[Saved entries]

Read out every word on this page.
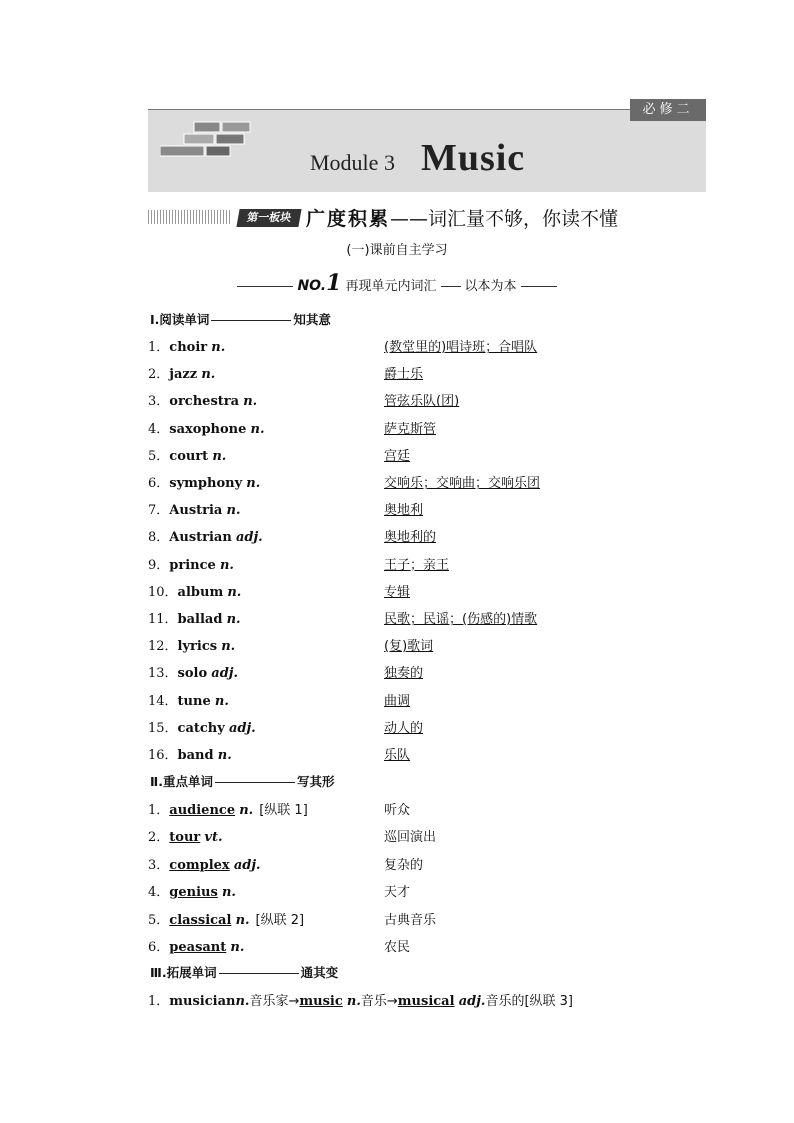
必修二
Module 3 Music
第一板块 广度积累——词汇量不够，你读不懂
(一)课前自主学习
NO.1 再现单元内词汇 以本为本
Ⅰ.阅读单词	知其意
1．choir n.	(教堂里的)唱诗班；合唱队
2．jazz n.	爵士乐
3．orchestra n.	管弦乐队(团)
4．saxophone n.	萨克斯管
5．court n.	宫廷
6．symphony n.	交响乐；交响曲；交响乐团
7．Austria n.	奥地利
8．Austrian adj.	奥地利的
9．prince n.	王子；亲王
10．album n.	专辑
11．ballad n.	民歌；民谣；(伤感的)情歌
12．lyrics n.	(复)歌词
13．solo adj.	独奏的
14．tune n.	曲调
15．catchy adj.	动人的
16．band n.	乐队
Ⅱ.重点单词	写其形
1．audience n. [纵联 1]	听众
2．tour vt.	巡回演出
3．complex adj.	复杂的
4．genius n.	天才
5．classical n. [纵联 2]	古典音乐
6．peasant n.	农民
Ⅲ.拓展单词	通其变
1．musiciann.音乐家→music n.音乐→musical adj.音乐的[纵联 3]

_Work to complete_
Print every entry exactly as written, without the pictures.

_Output_
Read out every word on this page.
必修二
Module 3 Music
第一板块 广度积累——词汇量不够，你读不懂
(一)课前自主学习
NO.1 再现单元内词汇 以本为本
Ⅰ.阅读单词	知其意
1．choir n.	(教堂里的)唱诗班；合唱队
2．jazz n.	爵士乐
3．orchestra n.	管弦乐队(团)
4．saxophone n.	萨克斯管
5．court n.	宫廷
6．symphony n.	交响乐；交响曲；交响乐团
7．Austria n.	奥地利
8．Austrian adj.	奥地利的
9．prince n.	王子；亲王
10．album n.	专辑
11．ballad n.	民歌；民谣；(伤感的)情歌
12．lyrics n.	(复)歌词
13．solo adj.	独奏的
14．tune n.	曲调
15．catchy adj.	动人的
16．band n.	乐队
Ⅱ.重点单词	写其形
1．audience n. [纵联 1]	听众
2．tour vt.	巡回演出
3．complex adj.	复杂的
4．genius n.	天才
5．classical n. [纵联 2]	古典音乐
6．peasant n.	农民
Ⅲ.拓展单词	通其变
1．musiciann.音乐家→music n.音乐→musical adj.音乐的[纵联 3]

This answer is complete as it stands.